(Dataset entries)

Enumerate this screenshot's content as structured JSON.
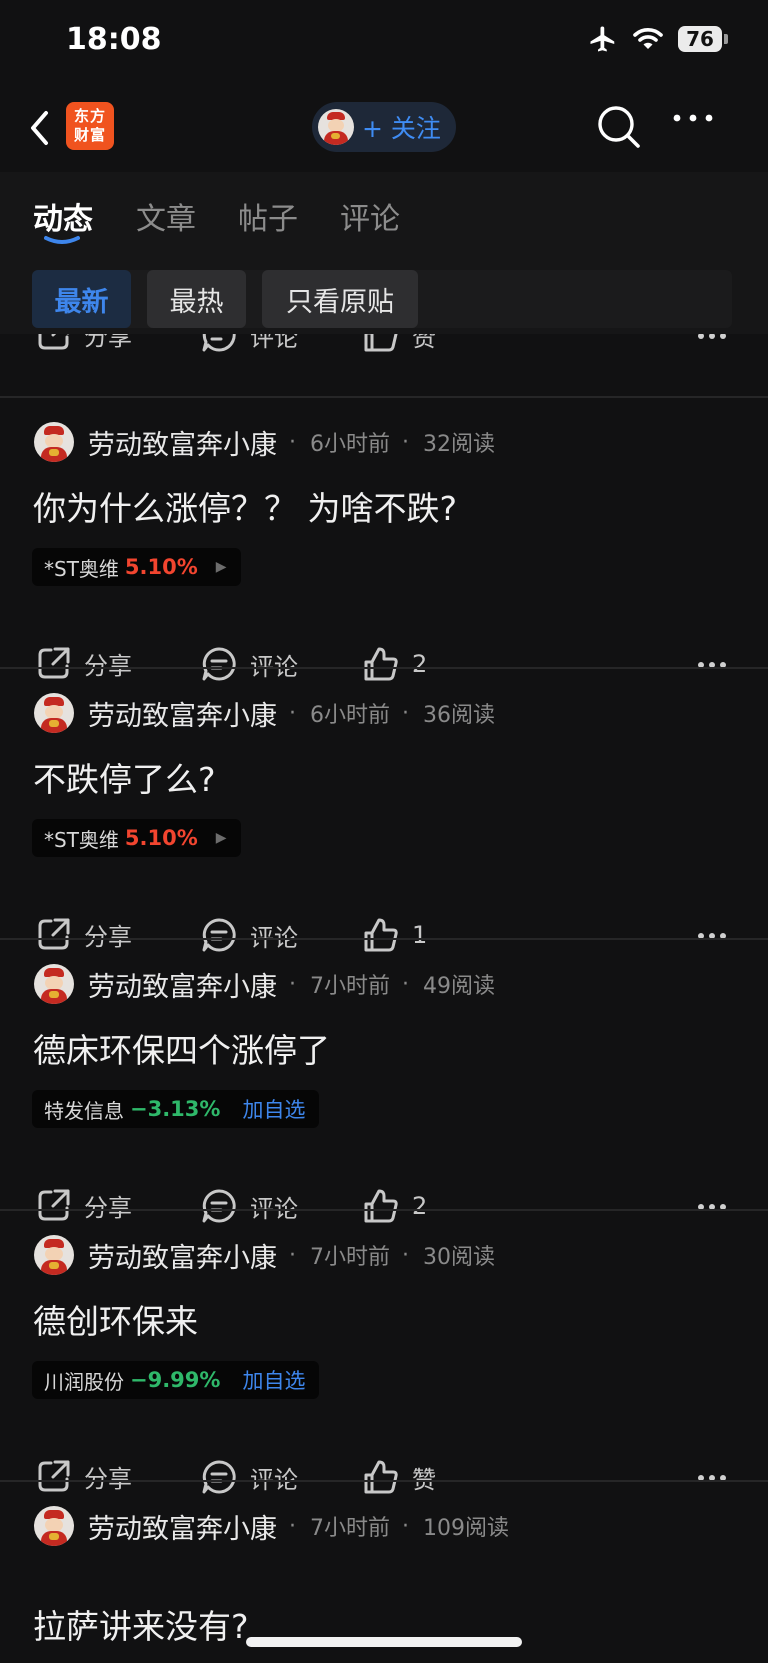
{
  "status_bar": {
    "time": "18:08",
    "battery": "76"
  },
  "nav": {
    "logo_line1": "东方",
    "logo_line2": "财富",
    "follow_label": "+ 关注"
  },
  "tabs": [
    {
      "label": "动态",
      "active": true
    },
    {
      "label": "文章",
      "active": false
    },
    {
      "label": "帖子",
      "active": false
    },
    {
      "label": "评论",
      "active": false
    }
  ],
  "filters": [
    {
      "label": "最新",
      "active": true
    },
    {
      "label": "最热",
      "active": false
    },
    {
      "label": "只看原贴",
      "active": false
    }
  ],
  "top_partial": {
    "share": "分享",
    "comment": "评论",
    "like": "赞"
  },
  "posts": [
    {
      "author": "劳动致富奔小康",
      "time": "6小时前",
      "reads": "32阅读",
      "title": "你为什么涨停？？ 为啥不跌?",
      "stock": {
        "name": "*ST奥维",
        "change": "5.10%",
        "direction": "up",
        "add_label": ""
      },
      "share": "分享",
      "comment": "评论",
      "like": "2"
    },
    {
      "author": "劳动致富奔小康",
      "time": "6小时前",
      "reads": "36阅读",
      "title": "不跌停了么?",
      "stock": {
        "name": "*ST奥维",
        "change": "5.10%",
        "direction": "up",
        "add_label": ""
      },
      "share": "分享",
      "comment": "评论",
      "like": "1"
    },
    {
      "author": "劳动致富奔小康",
      "time": "7小时前",
      "reads": "49阅读",
      "title": "德床环保四个涨停了",
      "stock": {
        "name": "特发信息",
        "change": "−3.13%",
        "direction": "down",
        "add_label": "加自选"
      },
      "share": "分享",
      "comment": "评论",
      "like": "2"
    },
    {
      "author": "劳动致富奔小康",
      "time": "7小时前",
      "reads": "30阅读",
      "title": "德创环保来",
      "stock": {
        "name": "川润股份",
        "change": "−9.99%",
        "direction": "down",
        "add_label": "加自选"
      },
      "share": "分享",
      "comment": "评论",
      "like": "赞"
    },
    {
      "author": "劳动致富奔小康",
      "time": "7小时前",
      "reads": "109阅读",
      "title": "拉萨讲来没有?"
    }
  ],
  "colors": {
    "background": "#111112",
    "accent_blue": "#3e86ec",
    "up_red": "#f2452f",
    "down_green": "#2fb86a",
    "logo_orange": "#f0531f"
  },
  "icons": [
    "back-chevron-icon",
    "airplane-icon",
    "wifi-icon",
    "search-icon",
    "more-dots-icon",
    "share-icon",
    "comment-icon",
    "thumbs-up-icon",
    "play-triangle-icon"
  ]
}
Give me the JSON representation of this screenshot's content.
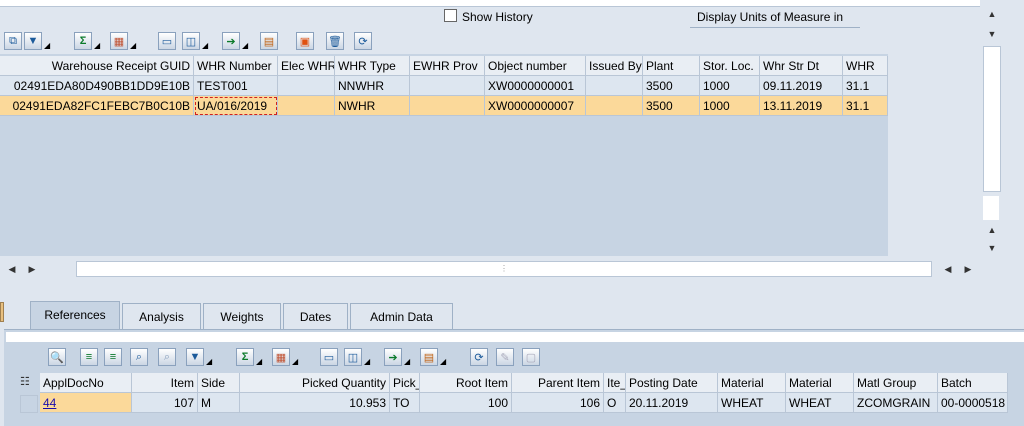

> What this task involves
All lines holding the word "screenshot" should be picked out and copied.

> Answer to the task
Enumerate this screenshot's content as structured JSON.
Give me the JSON representation of this screenshot's content.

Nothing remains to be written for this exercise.